* _Task goal_
Arrange the rows as a numbered list, leaving out blank lines, covering everything from the start of the rows down to the line containing "Bar — [314, 390, 336, 394]".

* _Source records_
▽

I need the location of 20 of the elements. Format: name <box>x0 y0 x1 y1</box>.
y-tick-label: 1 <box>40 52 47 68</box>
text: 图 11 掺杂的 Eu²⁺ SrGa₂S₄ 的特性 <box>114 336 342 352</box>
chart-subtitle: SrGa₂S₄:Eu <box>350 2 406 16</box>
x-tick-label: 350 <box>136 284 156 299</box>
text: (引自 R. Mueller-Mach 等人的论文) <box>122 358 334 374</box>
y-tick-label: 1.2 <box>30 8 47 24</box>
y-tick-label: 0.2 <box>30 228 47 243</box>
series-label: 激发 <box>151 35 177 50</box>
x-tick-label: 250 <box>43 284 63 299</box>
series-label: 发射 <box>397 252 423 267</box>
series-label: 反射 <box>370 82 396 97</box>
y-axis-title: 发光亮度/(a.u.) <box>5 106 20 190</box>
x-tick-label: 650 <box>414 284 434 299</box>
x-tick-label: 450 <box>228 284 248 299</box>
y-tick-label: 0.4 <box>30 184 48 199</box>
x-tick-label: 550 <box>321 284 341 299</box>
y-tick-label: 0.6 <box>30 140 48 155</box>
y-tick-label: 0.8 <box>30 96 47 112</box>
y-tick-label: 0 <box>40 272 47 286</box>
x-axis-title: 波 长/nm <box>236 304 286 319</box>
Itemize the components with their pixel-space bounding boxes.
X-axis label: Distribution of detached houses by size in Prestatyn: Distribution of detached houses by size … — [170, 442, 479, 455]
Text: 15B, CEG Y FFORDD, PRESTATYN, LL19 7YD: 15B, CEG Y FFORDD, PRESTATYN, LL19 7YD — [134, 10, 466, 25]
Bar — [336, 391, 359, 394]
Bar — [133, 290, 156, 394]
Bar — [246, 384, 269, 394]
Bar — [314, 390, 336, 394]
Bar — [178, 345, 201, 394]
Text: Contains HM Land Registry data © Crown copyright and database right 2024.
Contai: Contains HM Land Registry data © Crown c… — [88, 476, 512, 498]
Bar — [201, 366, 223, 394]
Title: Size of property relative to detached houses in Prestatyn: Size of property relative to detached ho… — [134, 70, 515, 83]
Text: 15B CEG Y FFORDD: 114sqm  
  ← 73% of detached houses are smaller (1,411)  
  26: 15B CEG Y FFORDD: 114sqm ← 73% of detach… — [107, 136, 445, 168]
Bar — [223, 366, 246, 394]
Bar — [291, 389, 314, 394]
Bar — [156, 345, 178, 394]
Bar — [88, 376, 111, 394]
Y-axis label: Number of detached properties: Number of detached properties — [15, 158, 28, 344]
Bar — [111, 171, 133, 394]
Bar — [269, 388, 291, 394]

△

* _Solved exercise_
1. I need the location of 20 of the elements. Format: name <box>x0 y0 x1 y1</box>.
2. y-tick-label: 1 <box>40 52 47 68</box>
3. text: 图 11 掺杂的 Eu²⁺ SrGa₂S₄ 的特性 <box>114 336 342 352</box>
4. chart-subtitle: SrGa₂S₄:Eu <box>350 2 406 16</box>
5. x-tick-label: 350 <box>136 284 156 299</box>
6. text: (引自 R. Mueller-Mach 等人的论文) <box>122 358 334 374</box>
7. y-tick-label: 1.2 <box>30 8 47 24</box>
8. y-tick-label: 0.2 <box>30 228 47 243</box>
9. series-label: 激发 <box>151 35 177 50</box>
10. x-tick-label: 250 <box>43 284 63 299</box>
11. series-label: 发射 <box>397 252 423 267</box>
12. series-label: 反射 <box>370 82 396 97</box>
13. y-axis-title: 发光亮度/(a.u.) <box>5 106 20 190</box>
14. x-tick-label: 650 <box>414 284 434 299</box>
15. x-tick-label: 450 <box>228 284 248 299</box>
16. y-tick-label: 0.4 <box>30 184 48 199</box>
17. x-tick-label: 550 <box>321 284 341 299</box>
18. y-tick-label: 0.6 <box>30 140 48 155</box>
19. y-tick-label: 0.8 <box>30 96 47 112</box>
20. y-tick-label: 0 <box>40 272 47 286</box>
21. x-axis-title: 波 长/nm <box>236 304 286 319</box>
22. Itemize the components with their pixel-space bounding boxes.
23. X-axis label: Distribution of detached houses by size in Prestatyn: Distribution of detached houses by size … — [170, 442, 479, 455]
24. Text: 15B, CEG Y FFORDD, PRESTATYN, LL19 7YD: 15B, CEG Y FFORDD, PRESTATYN, LL19 7YD — [134, 10, 466, 25]
25. Bar — [336, 391, 359, 394]
26. Bar — [133, 290, 156, 394]
27. Bar — [246, 384, 269, 394]
28. Bar — [314, 390, 336, 394]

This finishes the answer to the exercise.